───── Exercise material

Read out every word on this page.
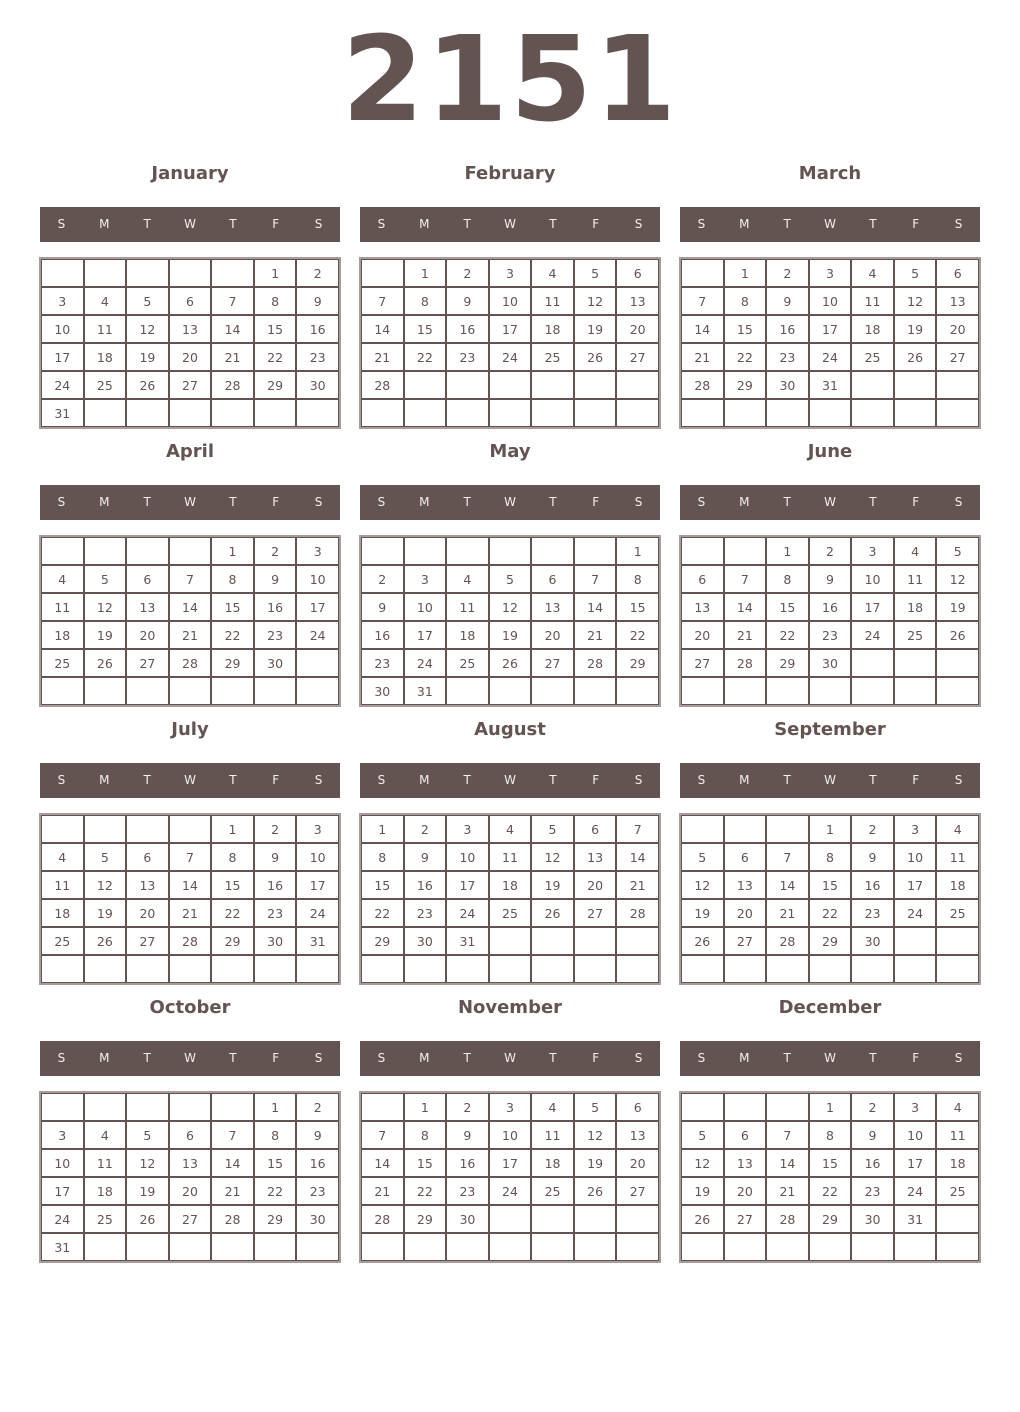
2151
January
S	M	T	W	T	F	S
					1	2
3	4	5	6	7	8	9
10	11	12	13	14	15	16
17	18	19	20	21	22	23
24	25	26	27	28	29	30
31						
February
S	M	T	W	T	F	S
	1	2	3	4	5	6
7	8	9	10	11	12	13
14	15	16	17	18	19	20
21	22	23	24	25	26	27
28						

March
S	M	T	W	T	F	S
	1	2	3	4	5	6
7	8	9	10	11	12	13
14	15	16	17	18	19	20
21	22	23	24	25	26	27
28	29	30	31			

April
S	M	T	W	T	F	S
				1	2	3
4	5	6	7	8	9	10
11	12	13	14	15	16	17
18	19	20	21	22	23	24
25	26	27	28	29	30	

May
S	M	T	W	T	F	S
						1
2	3	4	5	6	7	8
9	10	11	12	13	14	15
16	17	18	19	20	21	22
23	24	25	26	27	28	29
30	31					
June
S	M	T	W	T	F	S
		1	2	3	4	5
6	7	8	9	10	11	12
13	14	15	16	17	18	19
20	21	22	23	24	25	26
27	28	29	30			

July
S	M	T	W	T	F	S
				1	2	3
4	5	6	7	8	9	10
11	12	13	14	15	16	17
18	19	20	21	22	23	24
25	26	27	28	29	30	31

August
S	M	T	W	T	F	S
1	2	3	4	5	6	7
8	9	10	11	12	13	14
15	16	17	18	19	20	21
22	23	24	25	26	27	28
29	30	31				

September
S	M	T	W	T	F	S
			1	2	3	4
5	6	7	8	9	10	11
12	13	14	15	16	17	18
19	20	21	22	23	24	25
26	27	28	29	30		

October
S	M	T	W	T	F	S
					1	2
3	4	5	6	7	8	9
10	11	12	13	14	15	16
17	18	19	20	21	22	23
24	25	26	27	28	29	30
31						
November
S	M	T	W	T	F	S
	1	2	3	4	5	6
7	8	9	10	11	12	13
14	15	16	17	18	19	20
21	22	23	24	25	26	27
28	29	30				

December
S	M	T	W	T	F	S
			1	2	3	4
5	6	7	8	9	10	11
12	13	14	15	16	17	18
19	20	21	22	23	24	25
26	27	28	29	30	31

──────────

What this task involves
Reproduce each entry verbatim, excluding any embedded images.

Response
Read out every word on this page.
2151
January
S	M	T	W	T	F	S
					1	2
3	4	5	6	7	8	9
10	11	12	13	14	15	16
17	18	19	20	21	22	23
24	25	26	27	28	29	30
31						
February
S	M	T	W	T	F	S
	1	2	3	4	5	6
7	8	9	10	11	12	13
14	15	16	17	18	19	20
21	22	23	24	25	26	27
28						

March
S	M	T	W	T	F	S
	1	2	3	4	5	6
7	8	9	10	11	12	13
14	15	16	17	18	19	20
21	22	23	24	25	26	27
28	29	30	31			

April
S	M	T	W	T	F	S
				1	2	3
4	5	6	7	8	9	10
11	12	13	14	15	16	17
18	19	20	21	22	23	24
25	26	27	28	29	30	

May
S	M	T	W	T	F	S
						1
2	3	4	5	6	7	8
9	10	11	12	13	14	15
16	17	18	19	20	21	22
23	24	25	26	27	28	29
30	31					
June
S	M	T	W	T	F	S
		1	2	3	4	5
6	7	8	9	10	11	12
13	14	15	16	17	18	19
20	21	22	23	24	25	26
27	28	29	30			

July
S	M	T	W	T	F	S
				1	2	3
4	5	6	7	8	9	10
11	12	13	14	15	16	17
18	19	20	21	22	23	24
25	26	27	28	29	30	31

August
S	M	T	W	T	F	S
1	2	3	4	5	6	7
8	9	10	11	12	13	14
15	16	17	18	19	20	21
22	23	24	25	26	27	28
29	30	31				

September
S	M	T	W	T	F	S
			1	2	3	4
5	6	7	8	9	10	11
12	13	14	15	16	17	18
19	20	21	22	23	24	25
26	27	28	29	30		

October
S	M	T	W	T	F	S
					1	2
3	4	5	6	7	8	9
10	11	12	13	14	15	16
17	18	19	20	21	22	23
24	25	26	27	28	29	30
31						
November
S	M	T	W	T	F	S
	1	2	3	4	5	6
7	8	9	10	11	12	13
14	15	16	17	18	19	20
21	22	23	24	25	26	27
28	29	30				

December
S	M	T	W	T	F	S
			1	2	3	4
5	6	7	8	9	10	11
12	13	14	15	16	17	18
19	20	21	22	23	24	25
26	27	28	29	30	31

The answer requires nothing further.